Set problem -> Please pull out every line that includes the string "chemicals".

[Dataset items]
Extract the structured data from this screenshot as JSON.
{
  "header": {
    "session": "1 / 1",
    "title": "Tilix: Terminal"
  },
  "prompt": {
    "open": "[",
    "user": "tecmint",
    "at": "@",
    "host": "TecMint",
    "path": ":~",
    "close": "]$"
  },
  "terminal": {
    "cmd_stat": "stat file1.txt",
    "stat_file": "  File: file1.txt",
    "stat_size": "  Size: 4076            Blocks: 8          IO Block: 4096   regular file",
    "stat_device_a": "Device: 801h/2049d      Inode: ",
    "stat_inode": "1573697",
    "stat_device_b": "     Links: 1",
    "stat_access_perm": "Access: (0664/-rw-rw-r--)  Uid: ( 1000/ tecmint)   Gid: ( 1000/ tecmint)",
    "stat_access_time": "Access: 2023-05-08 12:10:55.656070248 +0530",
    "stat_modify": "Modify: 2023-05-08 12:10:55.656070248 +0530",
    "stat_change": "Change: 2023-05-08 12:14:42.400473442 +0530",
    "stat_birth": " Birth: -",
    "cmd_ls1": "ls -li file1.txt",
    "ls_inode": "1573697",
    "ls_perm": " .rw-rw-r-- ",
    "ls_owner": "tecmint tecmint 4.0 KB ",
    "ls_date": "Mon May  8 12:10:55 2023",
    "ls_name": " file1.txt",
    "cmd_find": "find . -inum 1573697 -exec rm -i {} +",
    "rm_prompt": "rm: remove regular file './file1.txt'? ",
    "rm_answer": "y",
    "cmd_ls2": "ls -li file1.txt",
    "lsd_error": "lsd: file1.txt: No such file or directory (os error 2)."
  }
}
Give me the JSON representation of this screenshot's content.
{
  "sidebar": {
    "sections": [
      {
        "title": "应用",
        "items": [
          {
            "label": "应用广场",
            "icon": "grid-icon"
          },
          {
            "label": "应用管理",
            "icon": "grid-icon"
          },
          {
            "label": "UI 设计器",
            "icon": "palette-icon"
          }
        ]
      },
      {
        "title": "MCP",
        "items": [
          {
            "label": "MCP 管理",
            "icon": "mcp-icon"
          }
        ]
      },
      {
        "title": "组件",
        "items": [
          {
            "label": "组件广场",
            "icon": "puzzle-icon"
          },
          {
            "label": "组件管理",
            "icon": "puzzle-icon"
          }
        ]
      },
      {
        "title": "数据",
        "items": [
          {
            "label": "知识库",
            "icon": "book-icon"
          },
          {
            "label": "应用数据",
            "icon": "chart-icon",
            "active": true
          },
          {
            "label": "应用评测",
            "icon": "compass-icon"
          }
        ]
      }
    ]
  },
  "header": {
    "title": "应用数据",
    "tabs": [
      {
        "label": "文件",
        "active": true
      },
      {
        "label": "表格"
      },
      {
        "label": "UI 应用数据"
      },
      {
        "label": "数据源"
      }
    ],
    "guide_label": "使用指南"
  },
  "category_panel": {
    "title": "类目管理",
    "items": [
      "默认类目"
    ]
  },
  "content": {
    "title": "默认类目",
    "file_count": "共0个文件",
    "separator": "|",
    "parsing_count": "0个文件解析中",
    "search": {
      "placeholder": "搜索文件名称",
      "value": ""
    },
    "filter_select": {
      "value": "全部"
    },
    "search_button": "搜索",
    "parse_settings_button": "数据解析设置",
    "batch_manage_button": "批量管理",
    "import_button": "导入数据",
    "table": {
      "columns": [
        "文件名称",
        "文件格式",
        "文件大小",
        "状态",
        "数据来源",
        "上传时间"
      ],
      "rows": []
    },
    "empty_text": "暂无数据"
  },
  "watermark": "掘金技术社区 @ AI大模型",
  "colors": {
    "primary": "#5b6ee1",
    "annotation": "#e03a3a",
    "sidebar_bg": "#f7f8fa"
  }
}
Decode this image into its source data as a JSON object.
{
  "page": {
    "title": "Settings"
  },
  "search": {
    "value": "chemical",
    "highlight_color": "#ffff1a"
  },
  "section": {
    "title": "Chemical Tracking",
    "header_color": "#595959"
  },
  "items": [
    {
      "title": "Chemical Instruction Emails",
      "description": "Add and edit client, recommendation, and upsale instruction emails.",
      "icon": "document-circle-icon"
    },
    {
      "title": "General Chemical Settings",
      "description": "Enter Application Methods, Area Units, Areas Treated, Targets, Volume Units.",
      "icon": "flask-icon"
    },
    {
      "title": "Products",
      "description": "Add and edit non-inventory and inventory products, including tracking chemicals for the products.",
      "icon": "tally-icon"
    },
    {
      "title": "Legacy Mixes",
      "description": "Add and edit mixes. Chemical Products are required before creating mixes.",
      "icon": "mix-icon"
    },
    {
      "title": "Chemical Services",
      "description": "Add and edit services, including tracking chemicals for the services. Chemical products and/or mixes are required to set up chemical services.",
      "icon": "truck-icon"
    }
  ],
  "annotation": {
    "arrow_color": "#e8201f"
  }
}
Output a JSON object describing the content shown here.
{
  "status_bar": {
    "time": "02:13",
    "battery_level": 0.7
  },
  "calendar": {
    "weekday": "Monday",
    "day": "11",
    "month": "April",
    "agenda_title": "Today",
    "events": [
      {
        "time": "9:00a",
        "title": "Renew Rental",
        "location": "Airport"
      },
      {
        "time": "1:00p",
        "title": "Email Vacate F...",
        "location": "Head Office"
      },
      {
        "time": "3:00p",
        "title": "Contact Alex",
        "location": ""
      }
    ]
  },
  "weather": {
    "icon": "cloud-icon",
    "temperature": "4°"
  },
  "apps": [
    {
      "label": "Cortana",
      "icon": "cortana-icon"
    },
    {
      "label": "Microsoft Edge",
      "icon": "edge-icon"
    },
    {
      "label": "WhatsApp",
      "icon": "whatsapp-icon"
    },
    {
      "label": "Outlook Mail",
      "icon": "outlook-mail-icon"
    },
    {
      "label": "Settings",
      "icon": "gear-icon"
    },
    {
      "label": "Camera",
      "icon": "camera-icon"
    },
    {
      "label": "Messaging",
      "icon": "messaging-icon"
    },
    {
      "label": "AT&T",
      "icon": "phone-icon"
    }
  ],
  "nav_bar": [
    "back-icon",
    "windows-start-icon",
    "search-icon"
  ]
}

Complete answer ->
      "description": "Add and edit non-inventory and inventory products, including tracking chemicals for the products.",
      "description": "Add and edit services, including tracking chemicals for the services. Chemical products and/or mixes are required to set up chemical services.",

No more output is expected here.